▶ **Exercise directions**:
Locate all lines with the word "Accuracy". Copy them.

▶ **Data supplied**:
*-*-*
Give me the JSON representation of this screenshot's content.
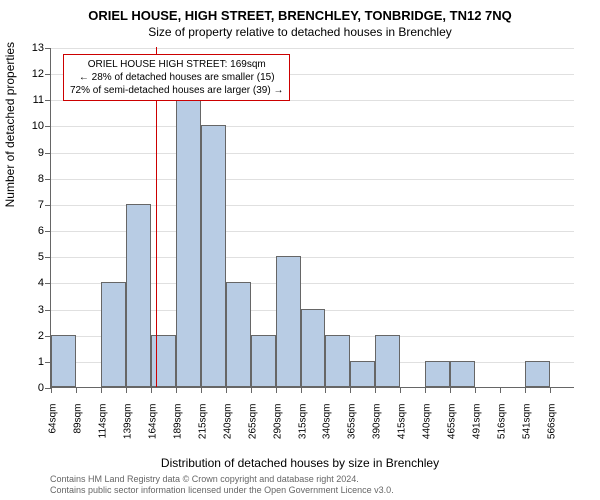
{
  "chart": {
    "type": "histogram",
    "title_main": "ORIEL HOUSE, HIGH STREET, BRENCHLEY, TONBRIDGE, TN12 7NQ",
    "title_sub": "Size of property relative to detached houses in Brenchley",
    "y_axis_label": "Number of detached properties",
    "x_axis_label": "Distribution of detached houses by size in Brenchley",
    "y_ticks": [
      0,
      1,
      2,
      3,
      4,
      5,
      6,
      7,
      8,
      9,
      10,
      11,
      12,
      13
    ],
    "ylim": [
      0,
      13
    ],
    "x_tick_labels": [
      "64sqm",
      "89sqm",
      "114sqm",
      "139sqm",
      "164sqm",
      "189sqm",
      "215sqm",
      "240sqm",
      "265sqm",
      "290sqm",
      "315sqm",
      "340sqm",
      "365sqm",
      "390sqm",
      "415sqm",
      "440sqm",
      "465sqm",
      "491sqm",
      "516sqm",
      "541sqm",
      "566sqm"
    ],
    "bars": [
      {
        "height": 2
      },
      {
        "height": 0
      },
      {
        "height": 4
      },
      {
        "height": 7
      },
      {
        "height": 2
      },
      {
        "height": 11
      },
      {
        "height": 10
      },
      {
        "height": 4
      },
      {
        "height": 2
      },
      {
        "height": 5
      },
      {
        "height": 3
      },
      {
        "height": 2
      },
      {
        "height": 1
      },
      {
        "height": 2
      },
      {
        "height": 0
      },
      {
        "height": 1
      },
      {
        "height": 1
      },
      {
        "height": 0
      },
      {
        "height": 0
      },
      {
        "height": 1
      },
      {
        "height": 0
      }
    ],
    "bar_color": "#b8cce4",
    "bar_border_color": "#666666",
    "reference_line_color": "#cc0000",
    "reference_line_position": 4.2,
    "annotation": {
      "line1": "ORIEL HOUSE HIGH STREET: 169sqm",
      "line2": "← 28% of detached houses are smaller (15)",
      "line3": "72% of semi-detached houses are larger (39) →"
    },
    "footer_line1": "Contains HM Land Registry data © Crown copyright and database right 2024.",
    "footer_line2": "Contains public sector information licensed under the Open Government Licence v3.0.",
    "background_color": "#ffffff",
    "grid_color": "#e0e0e0",
    "label_fontsize": 11
  }
}
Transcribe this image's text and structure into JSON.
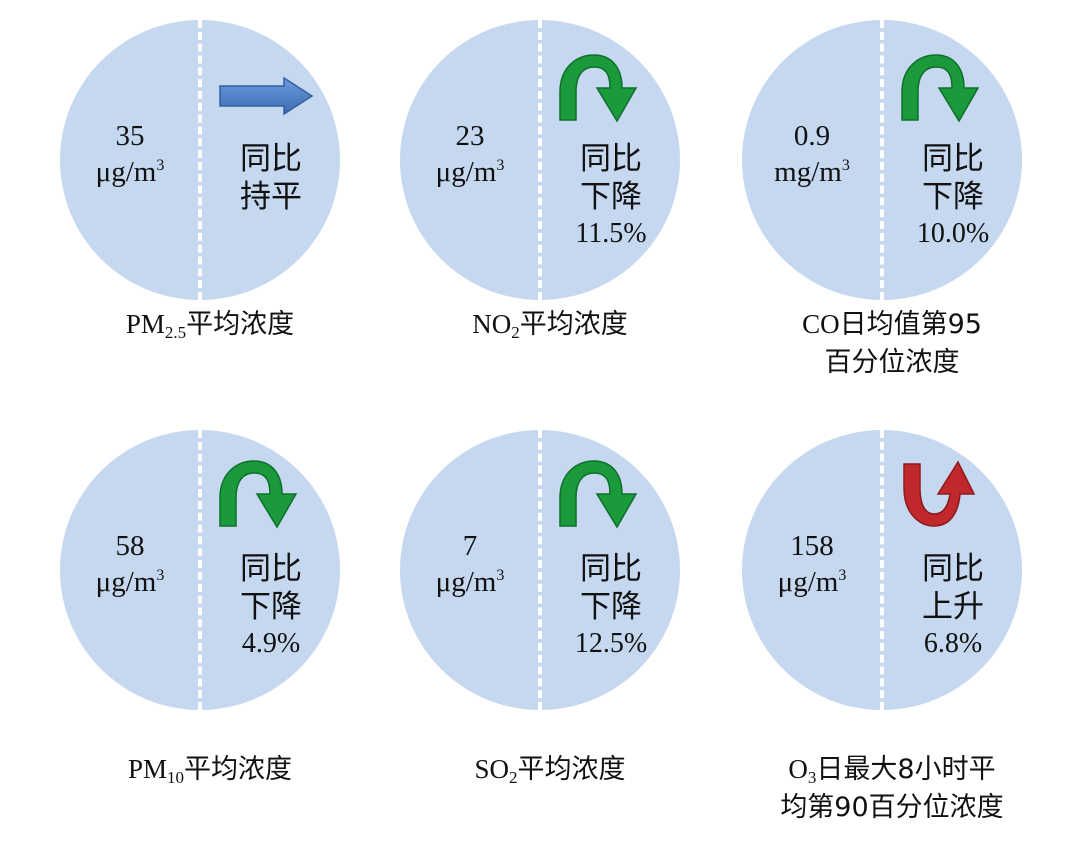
{
  "cards": [
    {
      "value": "35",
      "unit_base": "μg/m",
      "unit_exp": "3",
      "trend1": "同比",
      "trend2": "持平",
      "pct": "",
      "arrow": "right-arrow-icon",
      "arrow_color": "#4a7bc4",
      "label_prefix": "PM",
      "label_sub": "2.5",
      "label_suffix": "平均浓度",
      "label_line2": ""
    },
    {
      "value": "23",
      "unit_base": "μg/m",
      "unit_exp": "3",
      "trend1": "同比",
      "trend2": "下降",
      "pct": "11.5%",
      "arrow": "curved-down-arrow-icon",
      "arrow_color": "#1a9a3a",
      "label_prefix": "NO",
      "label_sub": "2",
      "label_suffix": "平均浓度",
      "label_line2": ""
    },
    {
      "value": "0.9",
      "unit_base": "mg/m",
      "unit_exp": "3",
      "trend1": "同比",
      "trend2": "下降",
      "pct": "10.0%",
      "arrow": "curved-down-arrow-icon",
      "arrow_color": "#1a9a3a",
      "label_prefix": "CO",
      "label_sub": "",
      "label_suffix": "日均值第95",
      "label_line2": "百分位浓度"
    },
    {
      "value": "58",
      "unit_base": "μg/m",
      "unit_exp": "3",
      "trend1": "同比",
      "trend2": "下降",
      "pct": "4.9%",
      "arrow": "curved-down-arrow-icon",
      "arrow_color": "#1a9a3a",
      "label_prefix": "PM",
      "label_sub": "10",
      "label_suffix": "平均浓度",
      "label_line2": ""
    },
    {
      "value": "7",
      "unit_base": "μg/m",
      "unit_exp": "3",
      "trend1": "同比",
      "trend2": "下降",
      "pct": "12.5%",
      "arrow": "curved-down-arrow-icon",
      "arrow_color": "#1a9a3a",
      "label_prefix": "SO",
      "label_sub": "2",
      "label_suffix": "平均浓度",
      "label_line2": ""
    },
    {
      "value": "158",
      "unit_base": "μg/m",
      "unit_exp": "3",
      "trend1": "同比",
      "trend2": "上升",
      "pct": "6.8%",
      "arrow": "curved-up-arrow-icon",
      "arrow_color": "#c0282b",
      "label_prefix": "O",
      "label_sub": "3",
      "label_suffix": "日最大8小时平",
      "label_line2": "均第90百分位浓度"
    }
  ]
}
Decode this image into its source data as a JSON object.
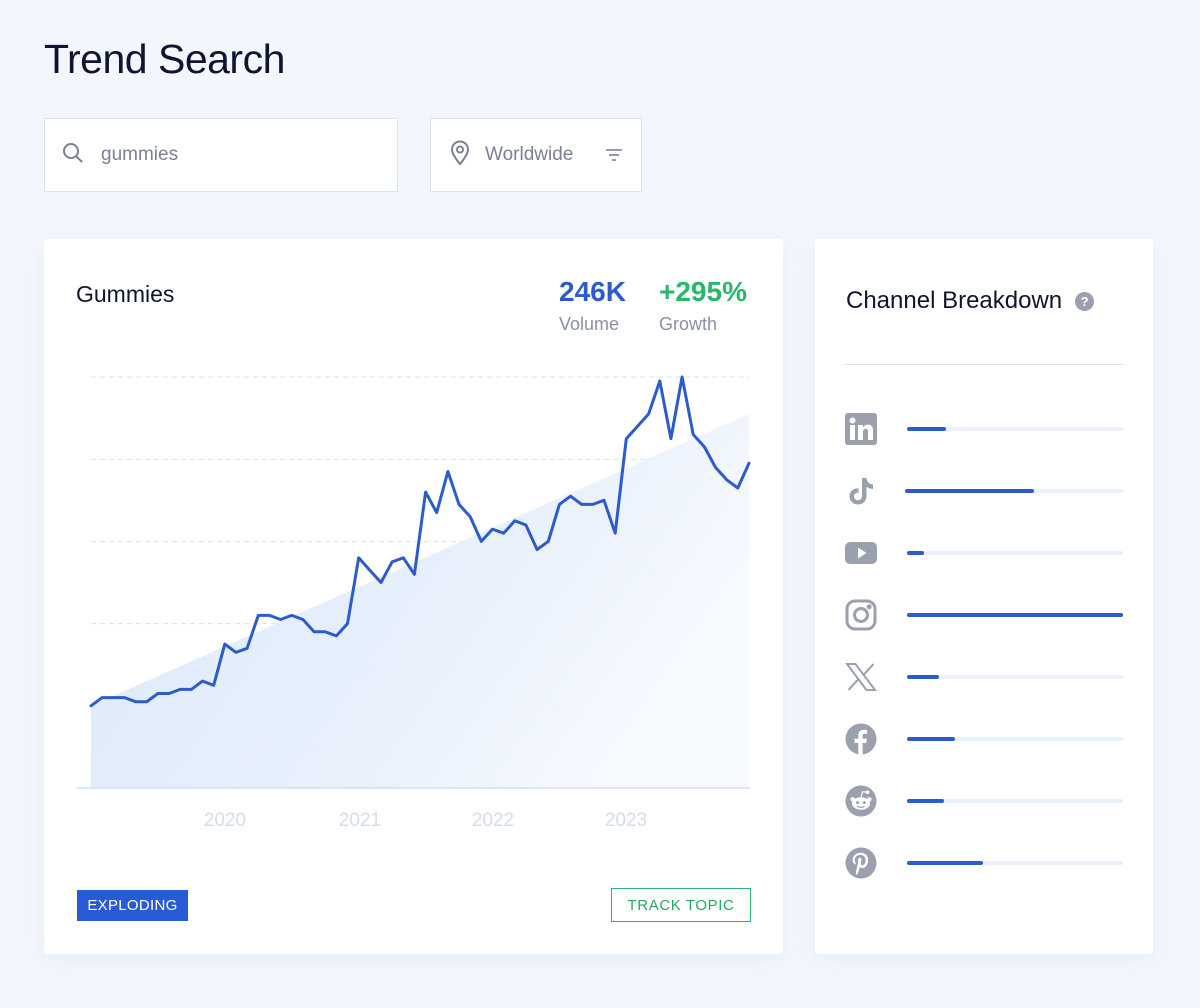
{
  "page": {
    "title": "Trend Search"
  },
  "search": {
    "value": "gummies"
  },
  "location": {
    "label": "Worldwide"
  },
  "trend": {
    "topic": "Gummies",
    "volume": {
      "value": "246K",
      "label": "Volume"
    },
    "growth": {
      "value": "+295%",
      "label": "Growth"
    },
    "status_badge": "EXPLODING",
    "track_label": "TRACK TOPIC"
  },
  "chart_data": {
    "type": "line",
    "x_tick_labels": [
      "2020",
      "2021",
      "2022",
      "2023"
    ],
    "series": [
      {
        "values": [
          0.2,
          0.22,
          0.22,
          0.22,
          0.21,
          0.21,
          0.23,
          0.23,
          0.24,
          0.24,
          0.26,
          0.25,
          0.35,
          0.33,
          0.34,
          0.42,
          0.42,
          0.41,
          0.42,
          0.41,
          0.38,
          0.38,
          0.37,
          0.4,
          0.56,
          0.53,
          0.5,
          0.55,
          0.56,
          0.52,
          0.72,
          0.67,
          0.77,
          0.69,
          0.66,
          0.6,
          0.63,
          0.62,
          0.65,
          0.64,
          0.58,
          0.6,
          0.69,
          0.71,
          0.69,
          0.69,
          0.7,
          0.62,
          0.85,
          0.88,
          0.91,
          0.99,
          0.85,
          1.0,
          0.86,
          0.83,
          0.78,
          0.75,
          0.73,
          0.79
        ]
      }
    ],
    "trendline": [
      0.2,
      0.91
    ],
    "ylim": [
      0,
      1.0
    ],
    "grid": true,
    "line_color": "#2c5ccb"
  },
  "channels": {
    "title": "Channel Breakdown",
    "help_label": "?",
    "items": [
      {
        "name": "LinkedIn",
        "icon": "linkedin-icon",
        "share": 0.18
      },
      {
        "name": "TikTok",
        "icon": "tiktok-icon",
        "share": 0.59
      },
      {
        "name": "YouTube",
        "icon": "youtube-icon",
        "share": 0.08
      },
      {
        "name": "Instagram",
        "icon": "instagram-icon",
        "share": 1.0
      },
      {
        "name": "X",
        "icon": "x-icon",
        "share": 0.15
      },
      {
        "name": "Facebook",
        "icon": "facebook-icon",
        "share": 0.22
      },
      {
        "name": "Reddit",
        "icon": "reddit-icon",
        "share": 0.17
      },
      {
        "name": "Pinterest",
        "icon": "pinterest-icon",
        "share": 0.35
      }
    ]
  },
  "colors": {
    "accent": "#2c5ccb",
    "growth": "#27b86a",
    "badge": "#2a5bd7",
    "icon_gray": "#9aa0ad"
  }
}
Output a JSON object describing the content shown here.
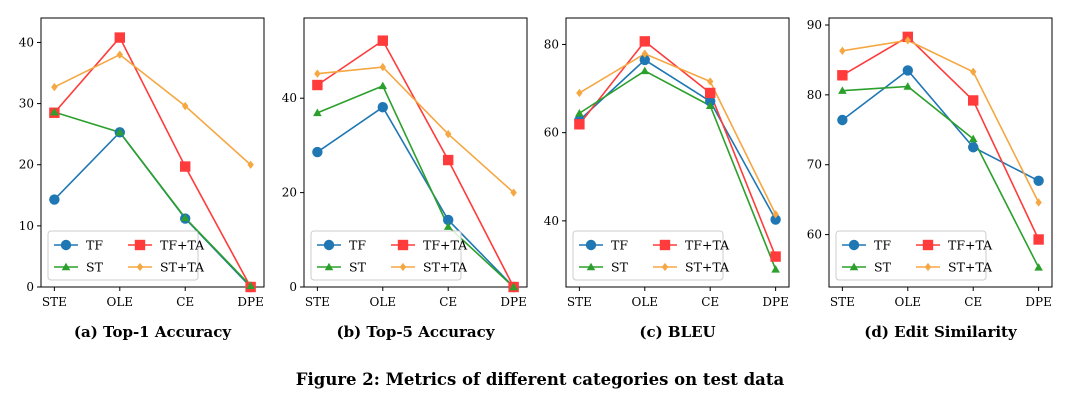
{
  "figure_caption": "Figure 2: Metrics of different categories on test data",
  "colors": {
    "TF": "#1f77b4",
    "TF+TA": "#ff3b3b",
    "ST": "#2ca02c",
    "ST+TA": "#f5a742"
  },
  "chart_data": [
    {
      "type": "line",
      "caption": "(a) Top-1 Accuracy",
      "categories": [
        "STE",
        "OLE",
        "CE",
        "DPE"
      ],
      "ylim": [
        0,
        44
      ],
      "yticks": [
        0,
        10,
        20,
        30,
        40
      ],
      "legend_placement": "lower-left",
      "grid": false,
      "series": [
        {
          "name": "TF",
          "values": [
            14.3,
            25.3,
            11.2,
            0.0
          ]
        },
        {
          "name": "TF+TA",
          "values": [
            28.5,
            40.8,
            19.7,
            0.0
          ]
        },
        {
          "name": "ST",
          "values": [
            28.6,
            25.3,
            11.3,
            0.2
          ]
        },
        {
          "name": "ST+TA",
          "values": [
            32.7,
            38.0,
            29.6,
            20.0
          ]
        }
      ]
    },
    {
      "type": "line",
      "caption": "(b) Top-5 Accuracy",
      "categories": [
        "STE",
        "OLE",
        "CE",
        "DPE"
      ],
      "ylim": [
        0,
        57
      ],
      "yticks": [
        0,
        20,
        40
      ],
      "legend_placement": "lower-left",
      "grid": false,
      "series": [
        {
          "name": "TF",
          "values": [
            28.6,
            38.1,
            14.2,
            0.0
          ]
        },
        {
          "name": "TF+TA",
          "values": [
            42.8,
            52.2,
            26.9,
            0.0
          ]
        },
        {
          "name": "ST",
          "values": [
            36.9,
            42.6,
            12.8,
            0.0
          ]
        },
        {
          "name": "ST+TA",
          "values": [
            45.2,
            46.6,
            32.4,
            20.0
          ]
        }
      ]
    },
    {
      "type": "line",
      "caption": "(c) BLEU",
      "categories": [
        "STE",
        "OLE",
        "CE",
        "DPE"
      ],
      "ylim": [
        25,
        86
      ],
      "yticks": [
        40,
        60,
        80
      ],
      "legend_placement": "lower-left",
      "grid": false,
      "series": [
        {
          "name": "TF",
          "values": [
            62.8,
            76.5,
            67.1,
            40.3
          ]
        },
        {
          "name": "TF+TA",
          "values": [
            61.9,
            80.7,
            69.0,
            31.9
          ]
        },
        {
          "name": "ST",
          "values": [
            64.4,
            74.0,
            66.1,
            29.0
          ]
        },
        {
          "name": "ST+TA",
          "values": [
            69.0,
            77.9,
            71.6,
            41.5
          ]
        }
      ]
    },
    {
      "type": "line",
      "caption": "(d) Edit Similarity",
      "categories": [
        "STE",
        "OLE",
        "CE",
        "DPE"
      ],
      "ylim": [
        52.5,
        91
      ],
      "yticks": [
        60,
        70,
        80,
        90
      ],
      "legend_placement": "lower-left",
      "grid": false,
      "series": [
        {
          "name": "TF",
          "values": [
            76.4,
            83.5,
            72.5,
            67.7
          ]
        },
        {
          "name": "TF+TA",
          "values": [
            82.8,
            88.3,
            79.2,
            59.3
          ]
        },
        {
          "name": "ST",
          "values": [
            80.6,
            81.2,
            73.7,
            55.3
          ]
        },
        {
          "name": "ST+TA",
          "values": [
            86.3,
            87.8,
            83.3,
            64.6
          ]
        }
      ]
    }
  ]
}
*-*-*
▶ **Final answer**:
      "caption": "(a) Top-1 Accuracy",
      "caption": "(b) Top-5 Accuracy",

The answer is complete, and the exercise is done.